» PROBLEM
Extract each line of the material that follows exactly and omit its pictures.

» PROVIDED DATA

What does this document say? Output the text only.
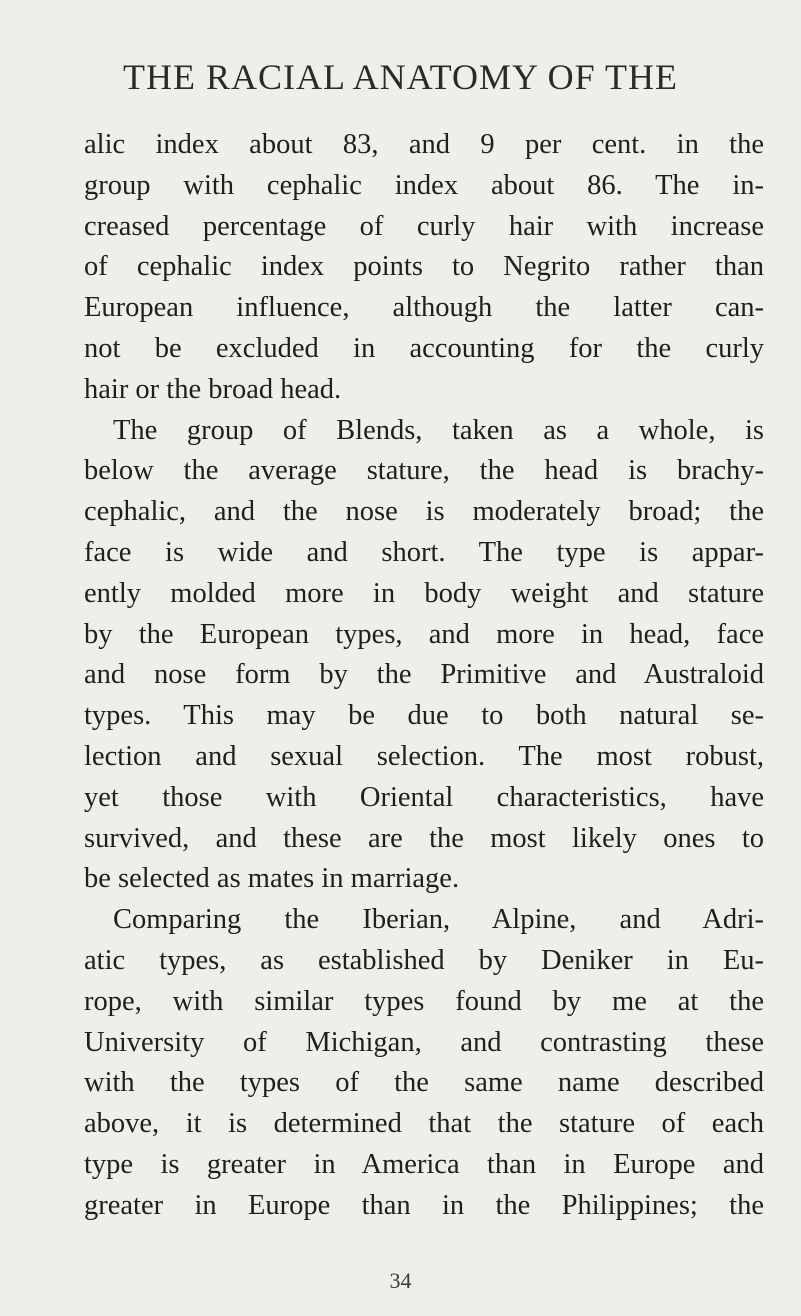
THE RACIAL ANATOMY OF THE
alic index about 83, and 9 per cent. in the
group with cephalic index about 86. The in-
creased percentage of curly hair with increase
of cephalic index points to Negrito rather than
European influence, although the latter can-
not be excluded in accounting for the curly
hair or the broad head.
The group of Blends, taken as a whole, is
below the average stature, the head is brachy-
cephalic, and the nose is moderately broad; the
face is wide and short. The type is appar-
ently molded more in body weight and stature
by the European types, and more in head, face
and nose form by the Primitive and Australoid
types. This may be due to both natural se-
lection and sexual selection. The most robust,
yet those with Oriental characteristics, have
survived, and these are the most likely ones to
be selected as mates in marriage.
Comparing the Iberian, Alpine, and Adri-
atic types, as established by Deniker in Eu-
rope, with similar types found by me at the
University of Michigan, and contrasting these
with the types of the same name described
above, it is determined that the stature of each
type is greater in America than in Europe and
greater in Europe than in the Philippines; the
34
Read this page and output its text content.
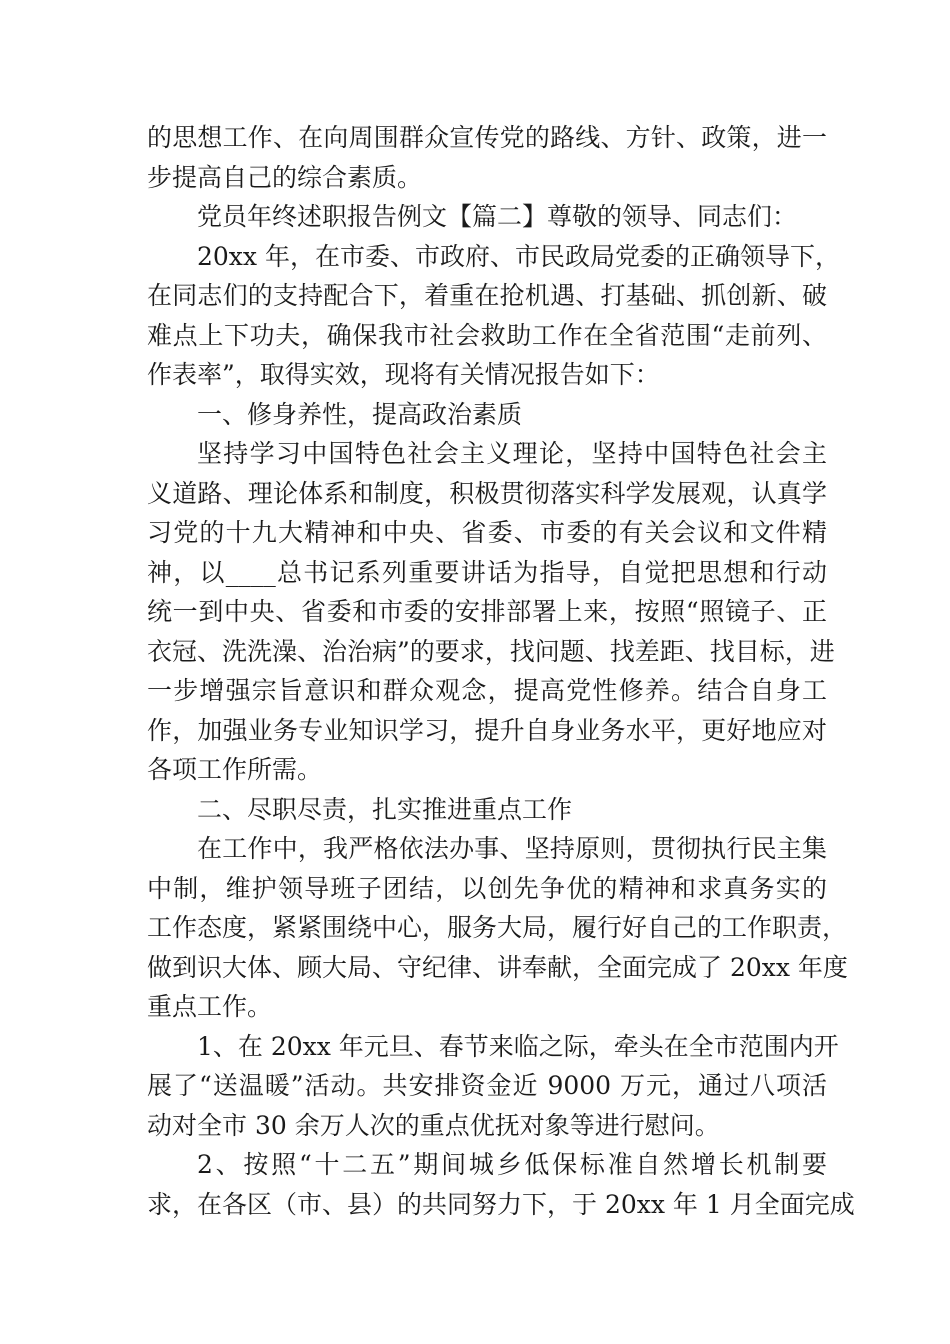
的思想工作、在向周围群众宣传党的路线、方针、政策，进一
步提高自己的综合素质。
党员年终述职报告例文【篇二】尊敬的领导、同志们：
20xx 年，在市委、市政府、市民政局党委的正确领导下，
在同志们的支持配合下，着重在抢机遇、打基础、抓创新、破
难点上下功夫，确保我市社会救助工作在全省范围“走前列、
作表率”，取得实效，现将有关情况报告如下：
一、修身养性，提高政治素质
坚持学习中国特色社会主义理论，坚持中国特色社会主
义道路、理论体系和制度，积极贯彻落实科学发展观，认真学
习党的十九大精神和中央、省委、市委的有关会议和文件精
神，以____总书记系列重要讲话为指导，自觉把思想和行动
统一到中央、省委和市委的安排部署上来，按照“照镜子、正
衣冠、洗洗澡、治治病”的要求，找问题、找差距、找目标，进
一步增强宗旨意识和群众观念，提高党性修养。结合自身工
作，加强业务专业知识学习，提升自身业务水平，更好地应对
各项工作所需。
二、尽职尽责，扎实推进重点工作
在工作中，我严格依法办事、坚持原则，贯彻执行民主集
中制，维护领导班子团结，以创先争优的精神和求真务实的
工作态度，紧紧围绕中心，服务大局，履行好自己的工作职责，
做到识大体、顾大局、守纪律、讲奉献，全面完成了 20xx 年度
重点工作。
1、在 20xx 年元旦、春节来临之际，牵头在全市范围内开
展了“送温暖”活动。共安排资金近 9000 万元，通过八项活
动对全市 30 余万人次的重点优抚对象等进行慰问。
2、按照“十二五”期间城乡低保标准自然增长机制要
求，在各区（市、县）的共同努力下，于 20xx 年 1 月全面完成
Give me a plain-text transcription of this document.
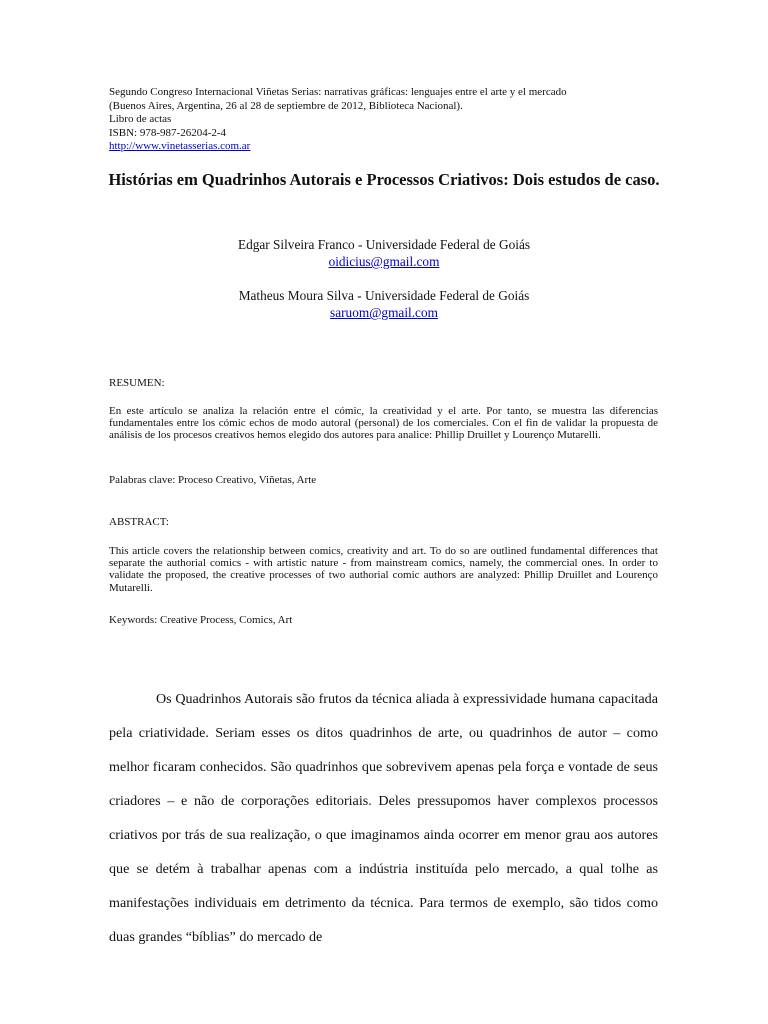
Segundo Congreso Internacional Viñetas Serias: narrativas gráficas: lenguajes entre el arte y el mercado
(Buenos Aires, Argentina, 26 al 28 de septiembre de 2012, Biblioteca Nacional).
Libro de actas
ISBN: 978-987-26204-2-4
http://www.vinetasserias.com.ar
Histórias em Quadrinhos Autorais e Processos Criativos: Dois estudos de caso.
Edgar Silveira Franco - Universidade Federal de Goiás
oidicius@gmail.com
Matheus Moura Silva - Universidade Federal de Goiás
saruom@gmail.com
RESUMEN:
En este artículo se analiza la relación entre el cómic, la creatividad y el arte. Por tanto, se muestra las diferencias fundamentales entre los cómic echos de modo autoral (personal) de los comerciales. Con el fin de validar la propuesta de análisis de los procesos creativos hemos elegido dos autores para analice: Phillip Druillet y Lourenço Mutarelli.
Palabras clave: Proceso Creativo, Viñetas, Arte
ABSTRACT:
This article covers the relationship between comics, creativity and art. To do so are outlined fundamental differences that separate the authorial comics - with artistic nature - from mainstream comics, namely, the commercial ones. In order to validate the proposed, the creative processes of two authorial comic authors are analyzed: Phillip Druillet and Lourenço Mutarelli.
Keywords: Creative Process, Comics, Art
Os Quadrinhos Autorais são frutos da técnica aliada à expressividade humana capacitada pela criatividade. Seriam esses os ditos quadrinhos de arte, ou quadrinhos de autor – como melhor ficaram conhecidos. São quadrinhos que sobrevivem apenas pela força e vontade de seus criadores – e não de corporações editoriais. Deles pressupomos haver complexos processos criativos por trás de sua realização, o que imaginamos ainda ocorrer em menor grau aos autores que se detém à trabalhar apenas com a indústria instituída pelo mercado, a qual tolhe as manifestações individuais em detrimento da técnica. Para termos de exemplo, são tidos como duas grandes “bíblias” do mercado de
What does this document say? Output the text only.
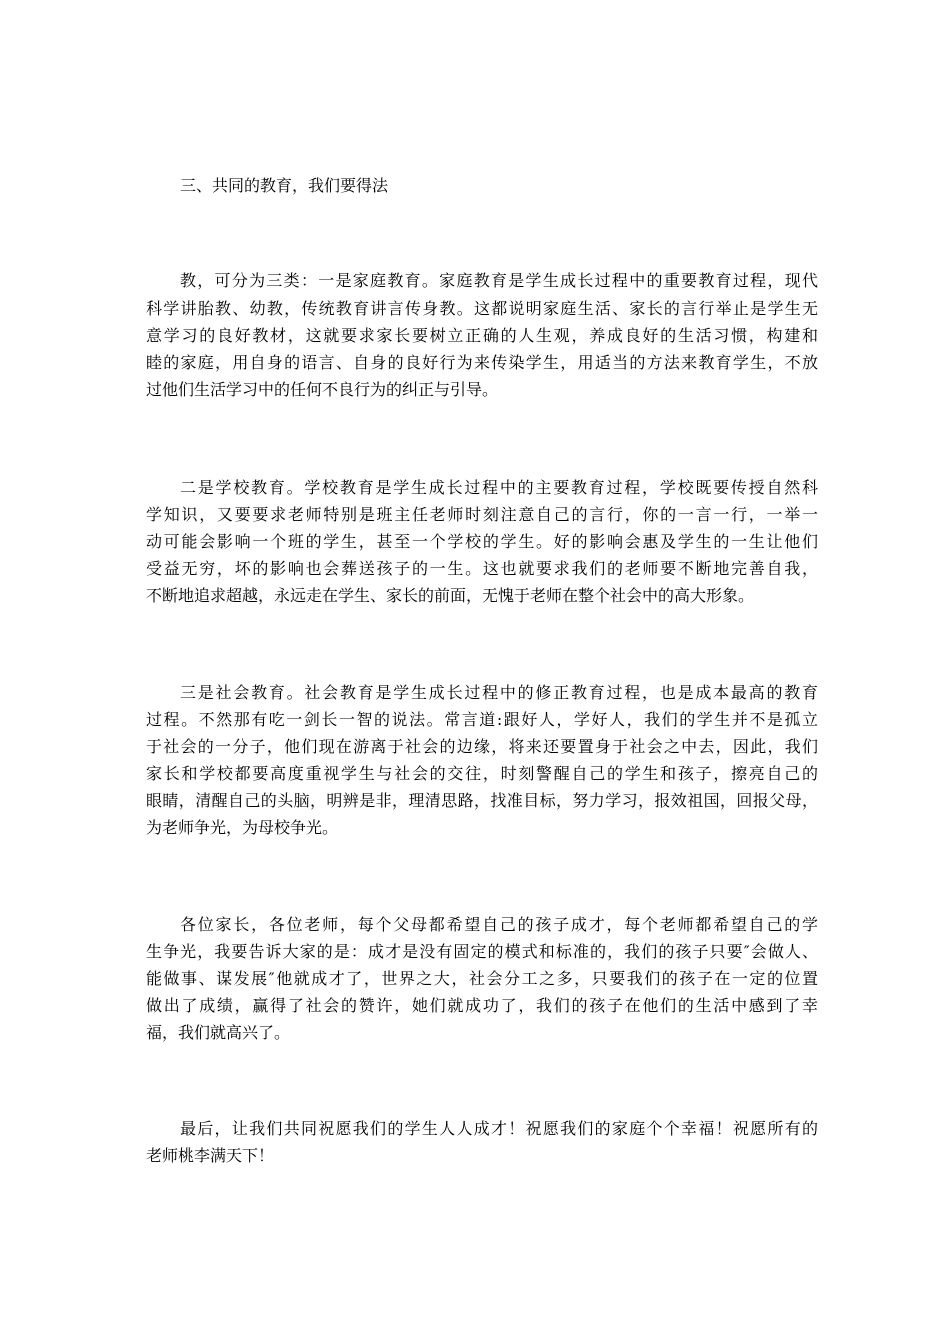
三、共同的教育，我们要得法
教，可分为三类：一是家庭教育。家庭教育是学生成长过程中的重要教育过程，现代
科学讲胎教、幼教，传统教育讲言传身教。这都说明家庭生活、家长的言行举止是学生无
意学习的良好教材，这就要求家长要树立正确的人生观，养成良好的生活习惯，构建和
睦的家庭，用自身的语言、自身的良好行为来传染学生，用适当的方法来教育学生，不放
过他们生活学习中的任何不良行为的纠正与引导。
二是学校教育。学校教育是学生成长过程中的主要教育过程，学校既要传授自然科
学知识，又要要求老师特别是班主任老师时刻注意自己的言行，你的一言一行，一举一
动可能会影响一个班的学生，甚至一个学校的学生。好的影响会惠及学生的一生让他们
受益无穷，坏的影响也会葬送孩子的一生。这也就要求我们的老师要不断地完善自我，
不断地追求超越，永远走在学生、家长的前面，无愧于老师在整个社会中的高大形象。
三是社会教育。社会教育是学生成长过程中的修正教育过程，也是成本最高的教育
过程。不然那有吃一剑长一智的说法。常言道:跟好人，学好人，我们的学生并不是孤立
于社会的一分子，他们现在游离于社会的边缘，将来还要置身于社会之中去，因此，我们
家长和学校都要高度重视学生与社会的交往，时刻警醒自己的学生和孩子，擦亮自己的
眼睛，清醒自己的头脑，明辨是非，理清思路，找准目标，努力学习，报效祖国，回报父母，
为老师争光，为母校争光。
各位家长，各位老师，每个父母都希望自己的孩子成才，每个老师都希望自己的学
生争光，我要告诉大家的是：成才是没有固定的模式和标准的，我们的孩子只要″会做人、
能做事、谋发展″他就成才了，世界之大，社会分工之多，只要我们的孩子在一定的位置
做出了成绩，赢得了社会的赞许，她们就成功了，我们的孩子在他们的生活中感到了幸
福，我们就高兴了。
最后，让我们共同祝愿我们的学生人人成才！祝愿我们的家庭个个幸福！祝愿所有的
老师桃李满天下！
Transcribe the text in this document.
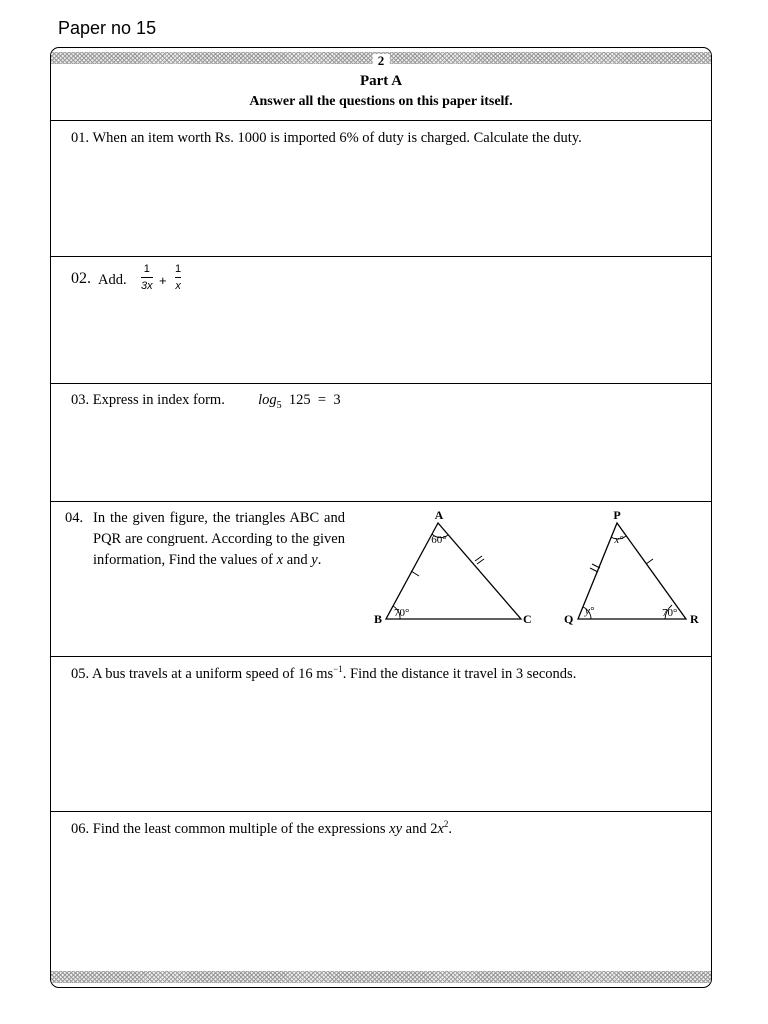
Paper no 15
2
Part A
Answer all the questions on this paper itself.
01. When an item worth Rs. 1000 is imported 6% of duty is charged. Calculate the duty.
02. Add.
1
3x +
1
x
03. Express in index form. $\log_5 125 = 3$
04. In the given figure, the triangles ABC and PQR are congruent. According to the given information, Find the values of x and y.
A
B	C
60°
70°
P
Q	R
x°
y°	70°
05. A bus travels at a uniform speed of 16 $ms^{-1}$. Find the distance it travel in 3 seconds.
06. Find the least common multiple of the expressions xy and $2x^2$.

» RESPONSE
What does this document say? Output the text only.
THE RACIAL ANATOMY OF THE
alic index about 83, and 9 per cent. in the
group with cephalic index about 86. The in-
creased percentage of curly hair with increase
of cephalic index points to Negrito rather than
European influence, although the latter can-
not be excluded in accounting for the curly
hair or the broad head.
The group of Blends, taken as a whole, is
below the average stature, the head is brachy-
cephalic, and the nose is moderately broad; the
face is wide and short. The type is appar-
ently molded more in body weight and stature
by the European types, and more in head, face
and nose form by the Primitive and Australoid
types. This may be due to both natural se-
lection and sexual selection. The most robust,
yet those with Oriental characteristics, have
survived, and these are the most likely ones to
be selected as mates in marriage.
Comparing the Iberian, Alpine, and Adri-
atic types, as established by Deniker in Eu-
rope, with similar types found by me at the
University of Michigan, and contrasting these
with the types of the same name described
above, it is determined that the stature of each
type is greater in America than in Europe and
greater in Europe than in the Philippines; the
34
Read this page and output its text content.
的思想工作、在向周围群众宣传党的路线、方针、政策，进一
步提高自己的综合素质。
党员年终述职报告例文【篇二】尊敬的领导、同志们：
20xx 年，在市委、市政府、市民政局党委的正确领导下，
在同志们的支持配合下，着重在抢机遇、打基础、抓创新、破
难点上下功夫，确保我市社会救助工作在全省范围“走前列、
作表率”，取得实效，现将有关情况报告如下：
一、修身养性，提高政治素质
坚持学习中国特色社会主义理论，坚持中国特色社会主
义道路、理论体系和制度，积极贯彻落实科学发展观，认真学
习党的十九大精神和中央、省委、市委的有关会议和文件精
神，以____总书记系列重要讲话为指导，自觉把思想和行动
统一到中央、省委和市委的安排部署上来，按照“照镜子、正
衣冠、洗洗澡、治治病”的要求，找问题、找差距、找目标，进
一步增强宗旨意识和群众观念，提高党性修养。结合自身工
作，加强业务专业知识学习，提升自身业务水平，更好地应对
各项工作所需。
二、尽职尽责，扎实推进重点工作
在工作中，我严格依法办事、坚持原则，贯彻执行民主集
中制，维护领导班子团结，以创先争优的精神和求真务实的
工作态度，紧紧围绕中心，服务大局，履行好自己的工作职责，
做到识大体、顾大局、守纪律、讲奉献，全面完成了 20xx 年度
重点工作。
1、在 20xx 年元旦、春节来临之际，牵头在全市范围内开
展了“送温暖”活动。共安排资金近 9000 万元，通过八项活
动对全市 30 余万人次的重点优抚对象等进行慰问。
2、按照“十二五”期间城乡低保标准自然增长机制要
求，在各区（市、县）的共同努力下，于 20xx 年 1 月全面完成
Give me a plain-text transcription of this document.
Segundo Congreso Internacional Viñetas Serias: narrativas gráficas: lenguajes entre el arte y el mercado
(Buenos Aires, Argentina, 26 al 28 de septiembre de 2012, Biblioteca Nacional).
Libro de actas
ISBN: 978-987-26204-2-4
http://www.vinetasserias.com.ar
Histórias em Quadrinhos Autorais e Processos Criativos: Dois estudos de caso.
Edgar Silveira Franco - Universidade Federal de Goiás
oidicius@gmail.com
Matheus Moura Silva - Universidade Federal de Goiás
saruom@gmail.com
RESUMEN:
En este artículo se analiza la relación entre el cómic, la creatividad y el arte. Por tanto, se muestra las diferencias fundamentales entre los cómic echos de modo autoral (personal) de los comerciales. Con el fin de validar la propuesta de análisis de los procesos creativos hemos elegido dos autores para analice: Phillip Druillet y Lourenço Mutarelli.
Palabras clave: Proceso Creativo, Viñetas, Arte
ABSTRACT:
This article covers the relationship between comics, creativity and art. To do so are outlined fundamental differences that separate the authorial comics - with artistic nature - from mainstream comics, namely, the commercial ones. In order to validate the proposed, the creative processes of two authorial comic authors are analyzed: Phillip Druillet and Lourenço Mutarelli.
Keywords: Creative Process, Comics, Art
Os Quadrinhos Autorais são frutos da técnica aliada à expressividade humana capacitada pela criatividade. Seriam esses os ditos quadrinhos de arte, ou quadrinhos de autor – como melhor ficaram conhecidos. São quadrinhos que sobrevivem apenas pela força e vontade de seus criadores – e não de corporações editoriais. Deles pressupomos haver complexos processos criativos por trás de sua realização, o que imaginamos ainda ocorrer em menor grau aos autores que se detém à trabalhar apenas com a indústria instituída pelo mercado, a qual tolhe as manifestações individuais em detrimento da técnica. Para termos de exemplo, são tidos como duas grandes “bíblias” do mercado de
What does this document say? Output the text only.
三、共同的教育，我们要得法
教，可分为三类：一是家庭教育。家庭教育是学生成长过程中的重要教育过程，现代
科学讲胎教、幼教，传统教育讲言传身教。这都说明家庭生活、家长的言行举止是学生无
意学习的良好教材，这就要求家长要树立正确的人生观，养成良好的生活习惯，构建和
睦的家庭，用自身的语言、自身的良好行为来传染学生，用适当的方法来教育学生，不放
过他们生活学习中的任何不良行为的纠正与引导。
二是学校教育。学校教育是学生成长过程中的主要教育过程，学校既要传授自然科
学知识，又要要求老师特别是班主任老师时刻注意自己的言行，你的一言一行，一举一
动可能会影响一个班的学生，甚至一个学校的学生。好的影响会惠及学生的一生让他们
受益无穷，坏的影响也会葬送孩子的一生。这也就要求我们的老师要不断地完善自我，
不断地追求超越，永远走在学生、家长的前面，无愧于老师在整个社会中的高大形象。
三是社会教育。社会教育是学生成长过程中的修正教育过程，也是成本最高的教育
过程。不然那有吃一剑长一智的说法。常言道:跟好人，学好人，我们的学生并不是孤立
于社会的一分子，他们现在游离于社会的边缘，将来还要置身于社会之中去，因此，我们
家长和学校都要高度重视学生与社会的交往，时刻警醒自己的学生和孩子，擦亮自己的
眼睛，清醒自己的头脑，明辨是非，理清思路，找准目标，努力学习，报效祖国，回报父母，
为老师争光，为母校争光。
各位家长，各位老师，每个父母都希望自己的孩子成才，每个老师都希望自己的学
生争光，我要告诉大家的是：成才是没有固定的模式和标准的，我们的孩子只要″会做人、
能做事、谋发展″他就成才了，世界之大，社会分工之多，只要我们的孩子在一定的位置
做出了成绩，赢得了社会的赞许，她们就成功了，我们的孩子在他们的生活中感到了幸
福，我们就高兴了。
最后，让我们共同祝愿我们的学生人人成才！祝愿我们的家庭个个幸福！祝愿所有的
老师桃李满天下！
Transcribe the text in this document.
Paper no 15
2
Part A
Answer all the questions on this paper itself.
01. When an item worth Rs. 1000 is imported 6% of duty is charged. Calculate the duty.
02. Add.
1
3x +
1
x
03. Express in index form. $\log_5 125 = 3$
04. In the given figure, the triangles ABC and PQR are congruent. According to the given information, Find the values of x and y.
A
B	C
60°
70°
P
Q	R
x°
y°	70°
05. A bus travels at a uniform speed of 16 $ms^{-1}$. Find the distance it travel in 3 seconds.
06. Find the least common multiple of the expressions xy and $2x^2$.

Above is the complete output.